■ What is needed: Count how many lines below contain the word "promieniowania", then give that number alone.

■ Provided data:

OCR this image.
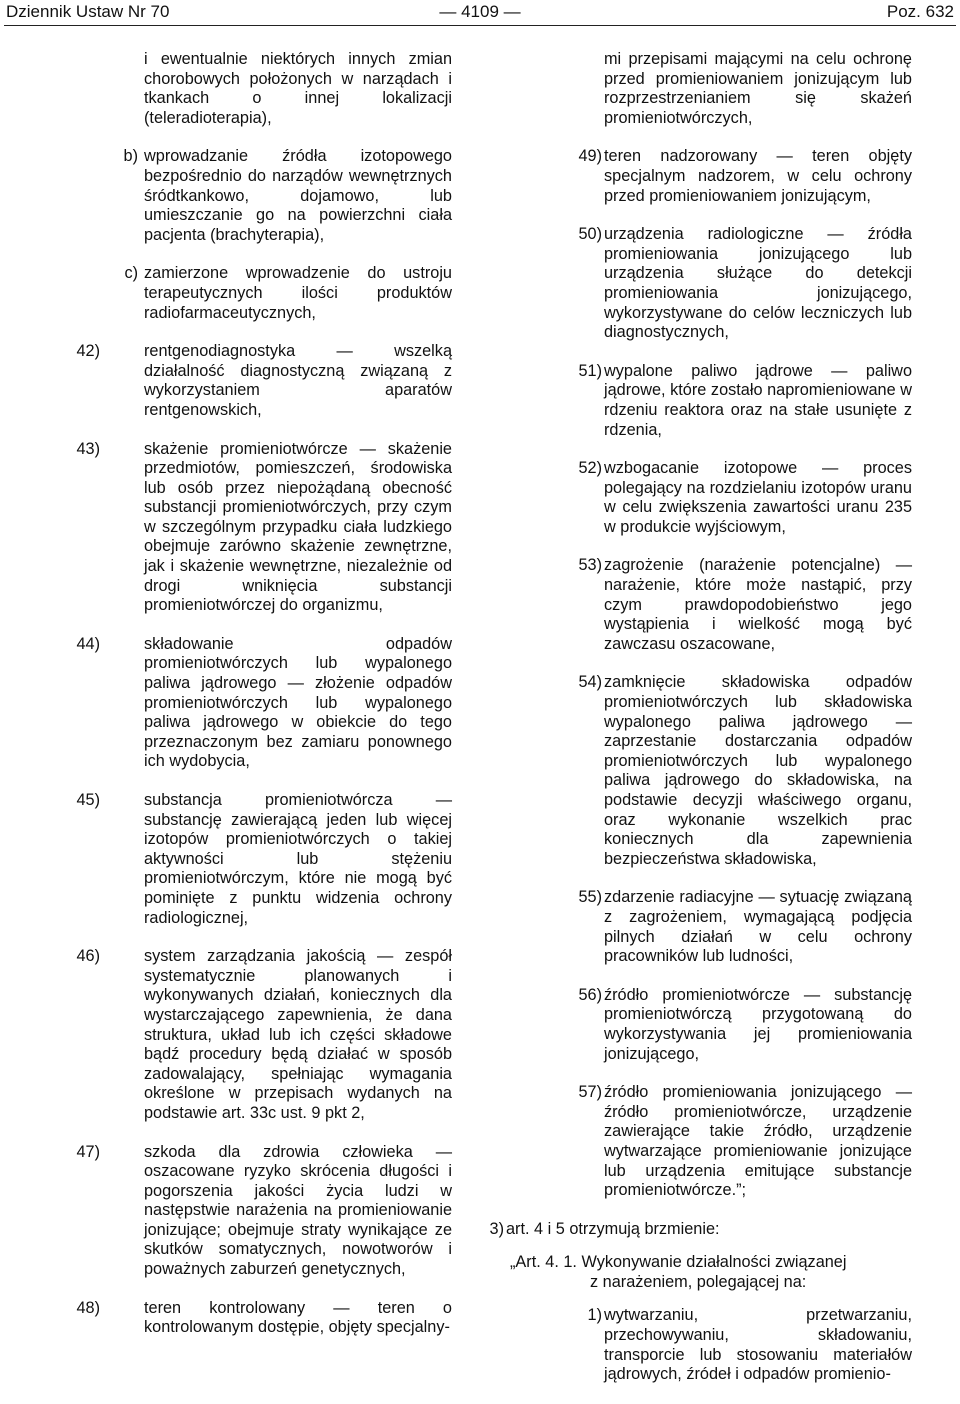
Dziennik Ustaw Nr 70	— 4109 —	Poz. 632
i ewentualnie niektórych innych zmian chorobowych położonych w narządach i tkankach o innej lokalizacji (teleradioterapia),
b) wprowadzanie źródła izotopowego bezpośrednio do narządów wewnętrznych śródtkankowo, dojamowo, lub umieszczanie go na powierzchni ciała pacjenta (brachyterapia),
c) zamierzone wprowadzenie do ustroju terapeutycznych ilości produktów radiofarmaceutycznych,
42)	rentgenodiagnostyka — wszelką działalność diagnostyczną związaną z wykorzystaniem aparatów rentgenowskich,
43)	skażenie promieniotwórcze — skażenie przedmiotów, pomieszczeń, środowiska lub osób przez niepożądaną obecność substancji promieniotwórczych, przy czym w szczególnym przypadku ciała ludzkiego obejmuje zarówno skażenie zewnętrzne, jak i skażenie wewnętrzne, niezależnie od drogi wniknięcia substancji promieniotwórczej do organizmu,
44)	składowanie odpadów promieniotwórczych lub wypalonego paliwa jądrowego — złożenie odpadów promieniotwórczych lub wypalonego paliwa jądrowego w obiekcie do tego przeznaczonym bez zamiaru ponownego ich wydobycia,
45)	substancja promieniotwórcza — substancję zawierającą jeden lub więcej izotopów promieniotwórczych o takiej aktywności lub stężeniu promieniotwórczym, które nie mogą być pominięte z punktu widzenia ochrony radiologicznej,
46)	system zarządzania jakością — zespół systematycznie planowanych i wykonywanych działań, koniecznych dla wystarczającego zapewnienia, że dana struktura, układ lub ich części składowe bądź procedury będą działać w sposób zadowalający, spełniając wymagania określone w przepisach wydanych na podstawie art. 33c ust. 9 pkt 2,
47)	szkoda dla zdrowia człowieka — oszacowane ryzyko skrócenia długości i pogorszenia jakości życia ludzi w następstwie narażenia na promieniowanie jonizujące; obejmuje straty wynikające ze skutków somatycznych, nowotworów i poważnych zaburzeń genetycznych,
48)	teren kontrolowany — teren o kontrolowanym dostępie, objęty specjalny-
mi przepisami mającymi na celu ochronę przed promieniowaniem jonizującym lub rozprzestrzenianiem się skażeń promieniotwórczych,
49) teren nadzorowany — teren objęty specjalnym nadzorem, w celu ochrony przed promieniowaniem jonizującym,
50) urządzenia radiologiczne — źródła promieniowania jonizującego lub urządzenia służące do detekcji promieniowania jonizującego, wykorzystywane do celów leczniczych lub diagnostycznych,
51) wypalone paliwo jądrowe — paliwo jądrowe, które zostało napromieniowane w rdzeniu reaktora oraz na stałe usunięte z rdzenia,
52) wzbogacanie izotopowe — proces polegający na rozdzielaniu izotopów uranu w celu zwiększenia zawartości uranu 235 w produkcie wyjściowym,
53) zagrożenie (narażenie potencjalne) — narażenie, które może nastąpić, przy czym prawdopodobieństwo jego wystąpienia i wielkość mogą być zawczasu oszacowane,
54) zamknięcie składowiska odpadów promieniotwórczych lub składowiska wypalonego paliwa jądrowego — zaprzestanie dostarczania odpadów promieniotwórczych lub wypalonego paliwa jądrowego do składowiska, na podstawie decyzji właściwego organu, oraz wykonanie wszelkich prac koniecznych dla zapewnienia bezpieczeństwa składowiska,
55) zdarzenie radiacyjne — sytuację związaną z zagrożeniem, wymagającą podjęcia pilnych działań w celu ochrony pracowników lub ludności,
56) źródło promieniotwórcze — substancję promieniotwórczą przygotowaną do wykorzystywania jej promieniowania jonizującego,
57) źródło promieniowania jonizującego — źródło promieniotwórcze, urządzenie zawierające takie źródło, urządzenie wytwarzające promieniowanie jonizujące lub urządzenia emitujące substancje promieniotwórcze.”;
3) art. 4 i 5 otrzymują brzmienie:
„Art. 4. 1. Wykonywanie działalności związanej
z narażeniem, polegającej na:
1) wytwarzaniu, przetwarzaniu, przechowywaniu, składowaniu, transporcie lub stosowaniu materiałów jądrowych, źródeł i odpadów promienio-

■ Solution to the exercise: 3